*Direction*
Restate, word for word, all of the material shown below.

*Available data*
========================================

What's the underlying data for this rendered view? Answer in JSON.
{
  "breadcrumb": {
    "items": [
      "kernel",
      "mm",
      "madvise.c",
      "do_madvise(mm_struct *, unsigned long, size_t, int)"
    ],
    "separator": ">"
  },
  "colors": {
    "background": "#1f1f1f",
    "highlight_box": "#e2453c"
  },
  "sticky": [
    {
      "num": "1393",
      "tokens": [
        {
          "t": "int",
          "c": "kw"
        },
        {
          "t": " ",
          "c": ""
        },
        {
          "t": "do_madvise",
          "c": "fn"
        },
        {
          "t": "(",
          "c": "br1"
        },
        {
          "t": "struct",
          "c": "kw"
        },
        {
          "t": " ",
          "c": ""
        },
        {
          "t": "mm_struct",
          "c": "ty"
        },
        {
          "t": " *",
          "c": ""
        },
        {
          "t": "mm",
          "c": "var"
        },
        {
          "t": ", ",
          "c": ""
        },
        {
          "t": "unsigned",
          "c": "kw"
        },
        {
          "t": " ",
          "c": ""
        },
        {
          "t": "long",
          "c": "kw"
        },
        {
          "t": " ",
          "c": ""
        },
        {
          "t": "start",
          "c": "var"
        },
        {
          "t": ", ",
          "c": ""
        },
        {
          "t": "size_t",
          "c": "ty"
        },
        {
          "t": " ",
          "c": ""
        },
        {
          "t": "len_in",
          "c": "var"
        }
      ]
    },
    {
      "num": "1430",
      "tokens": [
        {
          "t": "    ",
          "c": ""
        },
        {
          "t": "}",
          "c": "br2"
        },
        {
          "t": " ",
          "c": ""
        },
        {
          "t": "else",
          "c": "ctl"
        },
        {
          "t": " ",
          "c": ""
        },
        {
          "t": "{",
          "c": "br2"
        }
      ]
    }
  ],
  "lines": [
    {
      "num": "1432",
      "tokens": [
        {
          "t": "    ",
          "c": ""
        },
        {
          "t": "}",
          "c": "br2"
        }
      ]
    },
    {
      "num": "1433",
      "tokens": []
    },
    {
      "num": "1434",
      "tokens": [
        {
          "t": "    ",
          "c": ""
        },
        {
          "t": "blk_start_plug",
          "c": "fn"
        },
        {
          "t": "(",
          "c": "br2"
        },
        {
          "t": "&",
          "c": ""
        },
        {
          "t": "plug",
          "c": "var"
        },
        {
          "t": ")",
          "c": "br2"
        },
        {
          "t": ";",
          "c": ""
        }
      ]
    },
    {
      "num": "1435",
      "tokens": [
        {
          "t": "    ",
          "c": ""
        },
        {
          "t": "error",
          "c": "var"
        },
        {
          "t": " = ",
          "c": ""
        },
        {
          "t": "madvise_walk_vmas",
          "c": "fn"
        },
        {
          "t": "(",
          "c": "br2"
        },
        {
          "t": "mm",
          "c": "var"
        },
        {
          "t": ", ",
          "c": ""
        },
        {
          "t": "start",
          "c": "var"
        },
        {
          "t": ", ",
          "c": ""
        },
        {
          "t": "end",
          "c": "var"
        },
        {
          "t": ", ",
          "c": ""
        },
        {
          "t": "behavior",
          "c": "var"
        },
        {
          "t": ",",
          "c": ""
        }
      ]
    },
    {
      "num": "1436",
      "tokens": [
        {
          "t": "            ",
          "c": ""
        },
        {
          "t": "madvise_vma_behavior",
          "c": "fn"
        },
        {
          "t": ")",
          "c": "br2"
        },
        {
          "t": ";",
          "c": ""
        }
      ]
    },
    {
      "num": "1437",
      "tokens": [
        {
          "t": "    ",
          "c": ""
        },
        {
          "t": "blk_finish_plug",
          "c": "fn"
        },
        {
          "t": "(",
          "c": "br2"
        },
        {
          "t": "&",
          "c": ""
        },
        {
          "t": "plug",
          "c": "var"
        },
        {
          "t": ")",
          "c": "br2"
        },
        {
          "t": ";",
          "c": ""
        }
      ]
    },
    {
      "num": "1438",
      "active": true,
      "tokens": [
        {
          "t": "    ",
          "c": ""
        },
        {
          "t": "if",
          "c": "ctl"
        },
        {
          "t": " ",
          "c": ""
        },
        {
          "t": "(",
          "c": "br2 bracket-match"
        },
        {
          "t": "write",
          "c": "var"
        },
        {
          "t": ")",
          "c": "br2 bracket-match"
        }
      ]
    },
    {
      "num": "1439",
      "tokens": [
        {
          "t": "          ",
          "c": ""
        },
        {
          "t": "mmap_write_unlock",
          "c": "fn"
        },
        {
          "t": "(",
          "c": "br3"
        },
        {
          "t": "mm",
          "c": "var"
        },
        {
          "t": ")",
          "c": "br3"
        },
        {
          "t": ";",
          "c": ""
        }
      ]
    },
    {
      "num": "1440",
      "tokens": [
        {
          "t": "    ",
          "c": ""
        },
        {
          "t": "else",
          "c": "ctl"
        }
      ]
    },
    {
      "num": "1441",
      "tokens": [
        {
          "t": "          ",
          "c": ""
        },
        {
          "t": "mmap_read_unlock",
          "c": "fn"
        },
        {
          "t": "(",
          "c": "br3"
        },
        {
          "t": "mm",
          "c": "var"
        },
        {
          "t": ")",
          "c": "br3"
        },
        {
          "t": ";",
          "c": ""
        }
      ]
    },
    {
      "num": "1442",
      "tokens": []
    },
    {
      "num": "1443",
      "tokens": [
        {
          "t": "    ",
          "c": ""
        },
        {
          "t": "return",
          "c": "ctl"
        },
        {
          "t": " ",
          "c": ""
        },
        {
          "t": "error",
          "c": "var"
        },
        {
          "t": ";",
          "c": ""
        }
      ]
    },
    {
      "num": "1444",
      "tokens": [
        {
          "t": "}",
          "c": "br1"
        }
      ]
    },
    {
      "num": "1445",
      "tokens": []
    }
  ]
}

========================================

*Finished answer*
What's the underlying data for this rendered view? Answer in JSON.
{
  "breadcrumb": {
    "items": [
      "kernel",
      "mm",
      "madvise.c",
      "do_madvise(mm_struct *, unsigned long, size_t, int)"
    ],
    "separator": ">"
  },
  "colors": {
    "background": "#1f1f1f",
    "highlight_box": "#e2453c"
  },
  "sticky": [
    {
      "num": "1393",
      "tokens": [
        {
          "t": "int",
          "c": "kw"
        },
        {
          "t": " ",
          "c": ""
        },
        {
          "t": "do_madvise",
          "c": "fn"
        },
        {
          "t": "(",
          "c": "br1"
        },
        {
          "t": "struct",
          "c": "kw"
        },
        {
          "t": " ",
          "c": ""
        },
        {
          "t": "mm_struct",
          "c": "ty"
        },
        {
          "t": " *",
          "c": ""
        },
        {
          "t": "mm",
          "c": "var"
        },
        {
          "t": ", ",
          "c": ""
        },
        {
          "t": "unsigned",
          "c": "kw"
        },
        {
          "t": " ",
          "c": ""
        },
        {
          "t": "long",
          "c": "kw"
        },
        {
          "t": " ",
          "c": ""
        },
        {
          "t": "start",
          "c": "var"
        },
        {
          "t": ", ",
          "c": ""
        },
        {
          "t": "size_t",
          "c": "ty"
        },
        {
          "t": " ",
          "c": ""
        },
        {
          "t": "len_in",
          "c": "var"
        }
      ]
    },
    {
      "num": "1430",
      "tokens": [
        {
          "t": "    ",
          "c": ""
        },
        {
          "t": "}",
          "c": "br2"
        },
        {
          "t": " ",
          "c": ""
        },
        {
          "t": "else",
          "c": "ctl"
        },
        {
          "t": " ",
          "c": ""
        },
        {
          "t": "{",
          "c": "br2"
        }
      ]
    }
  ],
  "lines": [
    {
      "num": "1432",
      "tokens": [
        {
          "t": "    ",
          "c": ""
        },
        {
          "t": "}",
          "c": "br2"
        }
      ]
    },
    {
      "num": "1433",
      "tokens": []
    },
    {
      "num": "1434",
      "tokens": [
        {
          "t": "    ",
          "c": ""
        },
        {
          "t": "blk_start_plug",
          "c": "fn"
        },
        {
          "t": "(",
          "c": "br2"
        },
        {
          "t": "&",
          "c": ""
        },
        {
          "t": "plug",
          "c": "var"
        },
        {
          "t": ")",
          "c": "br2"
        },
        {
          "t": ";",
          "c": ""
        }
      ]
    },
    {
      "num": "1435",
      "tokens": [
        {
          "t": "    ",
          "c": ""
        },
        {
          "t": "error",
          "c": "var"
        },
        {
          "t": " = ",
          "c": ""
        },
        {
          "t": "madvise_walk_vmas",
          "c": "fn"
        },
        {
          "t": "(",
          "c": "br2"
        },
        {
          "t": "mm",
          "c": "var"
        },
        {
          "t": ", ",
          "c": ""
        },
        {
          "t": "start",
          "c": "var"
        },
        {
          "t": ", ",
          "c": ""
        },
        {
          "t": "end",
          "c": "var"
        },
        {
          "t": ", ",
          "c": ""
        },
        {
          "t": "behavior",
          "c": "var"
        },
        {
          "t": ",",
          "c": ""
        }
      ]
    },
    {
      "num": "1436",
      "tokens": [
        {
          "t": "            ",
          "c": ""
        },
        {
          "t": "madvise_vma_behavior",
          "c": "fn"
        },
        {
          "t": ")",
          "c": "br2"
        },
        {
          "t": ";",
          "c": ""
        }
      ]
    },
    {
      "num": "1437",
      "tokens": [
        {
          "t": "    ",
          "c": ""
        },
        {
          "t": "blk_finish_plug",
          "c": "fn"
        },
        {
          "t": "(",
          "c": "br2"
        },
        {
          "t": "&",
          "c": ""
        },
        {
          "t": "plug",
          "c": "var"
        },
        {
          "t": ")",
          "c": "br2"
        },
        {
          "t": ";",
          "c": ""
        }
      ]
    },
    {
      "num": "1438",
      "active": true,
      "tokens": [
        {
          "t": "    ",
          "c": ""
        },
        {
          "t": "if",
          "c": "ctl"
        },
        {
          "t": " ",
          "c": ""
        },
        {
          "t": "(",
          "c": "br2 bracket-match"
        },
        {
          "t": "write",
          "c": "var"
        },
        {
          "t": ")",
          "c": "br2 bracket-match"
        }
      ]
    },
    {
      "num": "1439",
      "tokens": [
        {
          "t": "          ",
          "c": ""
        },
        {
          "t": "mmap_write_unlock",
          "c": "fn"
        },
        {
          "t": "(",
          "c": "br3"
        },
        {
          "t": "mm",
          "c": "var"
        },
        {
          "t": ")",
          "c": "br3"
        },
        {
          "t": ";",
          "c": ""
        }
      ]
    },
    {
      "num": "1440",
      "tokens": [
        {
          "t": "    ",
          "c": ""
        },
        {
          "t": "else",
          "c": "ctl"
        }
      ]
    },
    {
      "num": "1441",
      "tokens": [
        {
          "t": "          ",
          "c": ""
        },
        {
          "t": "mmap_read_unlock",
          "c": "fn"
        },
        {
          "t": "(",
          "c": "br3"
        },
        {
          "t": "mm",
          "c": "var"
        },
        {
          "t": ")",
          "c": "br3"
        },
        {
          "t": ";",
          "c": ""
        }
      ]
    },
    {
      "num": "1442",
      "tokens": []
    },
    {
      "num": "1443",
      "tokens": [
        {
          "t": "    ",
          "c": ""
        },
        {
          "t": "return",
          "c": "ctl"
        },
        {
          "t": " ",
          "c": ""
        },
        {
          "t": "error",
          "c": "var"
        },
        {
          "t": ";",
          "c": ""
        }
      ]
    },
    {
      "num": "1444",
      "tokens": [
        {
          "t": "}",
          "c": "br1"
        }
      ]
    },
    {
      "num": "1445",
      "tokens": []
    }
  ]
}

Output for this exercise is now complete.